[Element boundary records]
---------------

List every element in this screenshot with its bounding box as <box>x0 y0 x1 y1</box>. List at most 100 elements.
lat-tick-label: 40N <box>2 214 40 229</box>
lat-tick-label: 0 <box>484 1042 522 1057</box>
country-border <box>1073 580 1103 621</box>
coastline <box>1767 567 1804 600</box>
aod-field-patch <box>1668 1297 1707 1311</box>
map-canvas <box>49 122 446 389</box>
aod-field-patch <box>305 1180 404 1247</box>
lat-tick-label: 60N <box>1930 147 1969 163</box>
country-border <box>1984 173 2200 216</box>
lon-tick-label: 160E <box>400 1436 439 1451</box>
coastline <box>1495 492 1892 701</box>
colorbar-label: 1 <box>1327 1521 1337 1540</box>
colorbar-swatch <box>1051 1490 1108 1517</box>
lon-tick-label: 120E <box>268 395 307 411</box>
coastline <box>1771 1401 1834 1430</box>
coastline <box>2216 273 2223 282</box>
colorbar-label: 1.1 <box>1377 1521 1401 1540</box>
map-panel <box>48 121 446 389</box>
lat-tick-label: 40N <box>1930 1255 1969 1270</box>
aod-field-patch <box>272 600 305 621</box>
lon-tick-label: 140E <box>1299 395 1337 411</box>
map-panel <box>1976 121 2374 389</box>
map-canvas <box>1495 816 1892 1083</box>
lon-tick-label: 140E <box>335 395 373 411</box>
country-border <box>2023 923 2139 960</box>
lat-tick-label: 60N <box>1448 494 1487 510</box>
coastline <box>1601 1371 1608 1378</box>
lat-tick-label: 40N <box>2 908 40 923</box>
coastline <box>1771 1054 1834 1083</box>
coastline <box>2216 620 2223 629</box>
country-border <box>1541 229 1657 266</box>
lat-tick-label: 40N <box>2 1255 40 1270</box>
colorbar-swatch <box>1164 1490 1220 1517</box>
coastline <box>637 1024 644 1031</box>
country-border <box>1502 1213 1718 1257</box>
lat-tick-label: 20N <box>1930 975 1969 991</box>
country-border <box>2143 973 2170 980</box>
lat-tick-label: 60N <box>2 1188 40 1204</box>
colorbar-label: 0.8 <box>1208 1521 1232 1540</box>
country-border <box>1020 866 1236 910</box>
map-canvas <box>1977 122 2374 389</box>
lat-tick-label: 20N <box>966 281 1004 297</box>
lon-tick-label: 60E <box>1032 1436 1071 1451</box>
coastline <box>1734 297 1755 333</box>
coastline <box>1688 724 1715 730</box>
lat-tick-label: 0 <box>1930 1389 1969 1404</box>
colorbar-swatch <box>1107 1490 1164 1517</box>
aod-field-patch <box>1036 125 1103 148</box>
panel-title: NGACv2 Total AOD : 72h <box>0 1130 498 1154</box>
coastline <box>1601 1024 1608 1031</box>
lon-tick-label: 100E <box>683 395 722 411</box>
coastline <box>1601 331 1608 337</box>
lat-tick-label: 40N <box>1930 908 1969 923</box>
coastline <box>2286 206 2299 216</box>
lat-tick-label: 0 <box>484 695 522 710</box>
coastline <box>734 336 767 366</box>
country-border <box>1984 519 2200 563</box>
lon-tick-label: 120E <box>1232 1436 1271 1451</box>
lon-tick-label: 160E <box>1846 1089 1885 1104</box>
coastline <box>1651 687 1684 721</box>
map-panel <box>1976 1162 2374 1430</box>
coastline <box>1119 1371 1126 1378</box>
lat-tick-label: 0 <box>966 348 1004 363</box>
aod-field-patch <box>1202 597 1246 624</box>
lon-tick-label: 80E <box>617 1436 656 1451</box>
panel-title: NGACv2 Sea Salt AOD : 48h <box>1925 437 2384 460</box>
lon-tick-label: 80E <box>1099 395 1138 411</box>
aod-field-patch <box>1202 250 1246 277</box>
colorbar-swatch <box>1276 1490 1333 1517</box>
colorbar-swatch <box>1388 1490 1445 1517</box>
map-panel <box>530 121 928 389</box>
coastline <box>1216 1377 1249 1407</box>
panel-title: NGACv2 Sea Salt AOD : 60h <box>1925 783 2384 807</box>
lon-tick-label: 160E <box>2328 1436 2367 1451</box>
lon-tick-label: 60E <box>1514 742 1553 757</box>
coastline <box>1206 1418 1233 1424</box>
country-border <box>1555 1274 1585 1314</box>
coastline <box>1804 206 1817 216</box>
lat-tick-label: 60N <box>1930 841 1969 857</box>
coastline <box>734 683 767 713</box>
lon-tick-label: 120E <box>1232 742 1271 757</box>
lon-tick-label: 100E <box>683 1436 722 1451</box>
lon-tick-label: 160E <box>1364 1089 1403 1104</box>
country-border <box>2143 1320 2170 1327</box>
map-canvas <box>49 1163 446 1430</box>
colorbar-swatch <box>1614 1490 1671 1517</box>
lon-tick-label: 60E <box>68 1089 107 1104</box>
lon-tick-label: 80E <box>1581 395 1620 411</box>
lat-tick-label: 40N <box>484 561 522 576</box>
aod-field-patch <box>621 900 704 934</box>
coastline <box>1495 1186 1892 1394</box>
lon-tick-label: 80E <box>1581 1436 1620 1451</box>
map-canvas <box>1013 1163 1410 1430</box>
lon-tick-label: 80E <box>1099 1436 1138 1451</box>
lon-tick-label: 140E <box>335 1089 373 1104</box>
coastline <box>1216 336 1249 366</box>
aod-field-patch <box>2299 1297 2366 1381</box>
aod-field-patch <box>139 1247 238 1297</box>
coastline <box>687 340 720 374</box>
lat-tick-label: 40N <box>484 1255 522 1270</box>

---------------

● Required work
Rewrite the lines with each "coastline" changed to "shoreline" and everything else left as it is.

● Finished answer
List every element in this screenshot with its bounding box as <box>x0 y0 x1 y1</box>. List at most 100 elements.
lat-tick-label: 40N <box>2 214 40 229</box>
lat-tick-label: 0 <box>484 1042 522 1057</box>
country-border <box>1073 580 1103 621</box>
shoreline <box>1767 567 1804 600</box>
aod-field-patch <box>1668 1297 1707 1311</box>
map-canvas <box>49 122 446 389</box>
aod-field-patch <box>305 1180 404 1247</box>
lat-tick-label: 60N <box>1930 147 1969 163</box>
country-border <box>1984 173 2200 216</box>
lon-tick-label: 160E <box>400 1436 439 1451</box>
shoreline <box>1495 492 1892 701</box>
colorbar-label: 1 <box>1327 1521 1337 1540</box>
colorbar-swatch <box>1051 1490 1108 1517</box>
lon-tick-label: 120E <box>268 395 307 411</box>
shoreline <box>1771 1401 1834 1430</box>
shoreline <box>2216 273 2223 282</box>
colorbar-label: 1.1 <box>1377 1521 1401 1540</box>
map-panel <box>48 121 446 389</box>
lat-tick-label: 40N <box>1930 1255 1969 1270</box>
aod-field-patch <box>272 600 305 621</box>
lon-tick-label: 140E <box>1299 395 1337 411</box>
map-panel <box>1976 121 2374 389</box>
map-canvas <box>1495 816 1892 1083</box>
lon-tick-label: 140E <box>335 395 373 411</box>
country-border <box>2023 923 2139 960</box>
lat-tick-label: 60N <box>1448 494 1487 510</box>
shoreline <box>1601 1371 1608 1378</box>
lat-tick-label: 40N <box>2 908 40 923</box>
shoreline <box>1771 1054 1834 1083</box>
shoreline <box>2216 620 2223 629</box>
country-border <box>1541 229 1657 266</box>
lat-tick-label: 40N <box>2 1255 40 1270</box>
colorbar-swatch <box>1164 1490 1220 1517</box>
shoreline <box>637 1024 644 1031</box>
country-border <box>1502 1213 1718 1257</box>
lat-tick-label: 20N <box>1930 975 1969 991</box>
country-border <box>2143 973 2170 980</box>
lat-tick-label: 60N <box>2 1188 40 1204</box>
colorbar-label: 0.8 <box>1208 1521 1232 1540</box>
country-border <box>1020 866 1236 910</box>
map-canvas <box>1977 122 2374 389</box>
lat-tick-label: 20N <box>966 281 1004 297</box>
lon-tick-label: 60E <box>1032 1436 1071 1451</box>
shoreline <box>1734 297 1755 333</box>
shoreline <box>1688 724 1715 730</box>
lat-tick-label: 0 <box>1930 1389 1969 1404</box>
colorbar-swatch <box>1107 1490 1164 1517</box>
aod-field-patch <box>1036 125 1103 148</box>
panel-title: NGACv2 Total AOD : 72h <box>0 1130 498 1154</box>
shoreline <box>1601 1024 1608 1031</box>
lon-tick-label: 100E <box>683 395 722 411</box>
shoreline <box>1601 331 1608 337</box>
lat-tick-label: 40N <box>1930 908 1969 923</box>
shoreline <box>2286 206 2299 216</box>
lat-tick-label: 0 <box>484 695 522 710</box>
shoreline <box>734 336 767 366</box>
country-border <box>1984 519 2200 563</box>
lon-tick-label: 120E <box>1232 1436 1271 1451</box>
lon-tick-label: 160E <box>1846 1089 1885 1104</box>
shoreline <box>1651 687 1684 721</box>
map-panel <box>1976 1162 2374 1430</box>
shoreline <box>1119 1371 1126 1378</box>
lat-tick-label: 0 <box>966 348 1004 363</box>
aod-field-patch <box>1202 597 1246 624</box>
lon-tick-label: 80E <box>617 1436 656 1451</box>
panel-title: NGACv2 Sea Salt AOD : 48h <box>1925 437 2384 460</box>
lon-tick-label: 80E <box>1099 395 1138 411</box>
aod-field-patch <box>1202 250 1246 277</box>
colorbar-swatch <box>1276 1490 1333 1517</box>
colorbar-swatch <box>1388 1490 1445 1517</box>
map-panel <box>530 121 928 389</box>
shoreline <box>1216 1377 1249 1407</box>
panel-title: NGACv2 Sea Salt AOD : 60h <box>1925 783 2384 807</box>
lon-tick-label: 160E <box>2328 1436 2367 1451</box>
lon-tick-label: 60E <box>1514 742 1553 757</box>
shoreline <box>1206 1418 1233 1424</box>
country-border <box>1555 1274 1585 1314</box>
shoreline <box>1804 206 1817 216</box>
lat-tick-label: 60N <box>1930 841 1969 857</box>
shoreline <box>734 683 767 713</box>
lon-tick-label: 120E <box>1232 742 1271 757</box>
lon-tick-label: 100E <box>683 1436 722 1451</box>
lon-tick-label: 160E <box>1364 1089 1403 1104</box>
country-border <box>2143 1320 2170 1327</box>
map-canvas <box>49 1163 446 1430</box>
colorbar-swatch <box>1614 1490 1671 1517</box>
lon-tick-label: 60E <box>68 1089 107 1104</box>
lon-tick-label: 80E <box>1581 395 1620 411</box>
lat-tick-label: 40N <box>484 561 522 576</box>
aod-field-patch <box>621 900 704 934</box>
shoreline <box>1495 1186 1892 1394</box>
lon-tick-label: 80E <box>1581 1436 1620 1451</box>
map-canvas <box>1013 1163 1410 1430</box>
lon-tick-label: 80E <box>1099 1436 1138 1451</box>
lon-tick-label: 140E <box>335 1089 373 1104</box>
shoreline <box>1216 336 1249 366</box>
aod-field-patch <box>2299 1297 2366 1381</box>
aod-field-patch <box>139 1247 238 1297</box>
shoreline <box>687 340 720 374</box>
lat-tick-label: 40N <box>484 1255 522 1270</box>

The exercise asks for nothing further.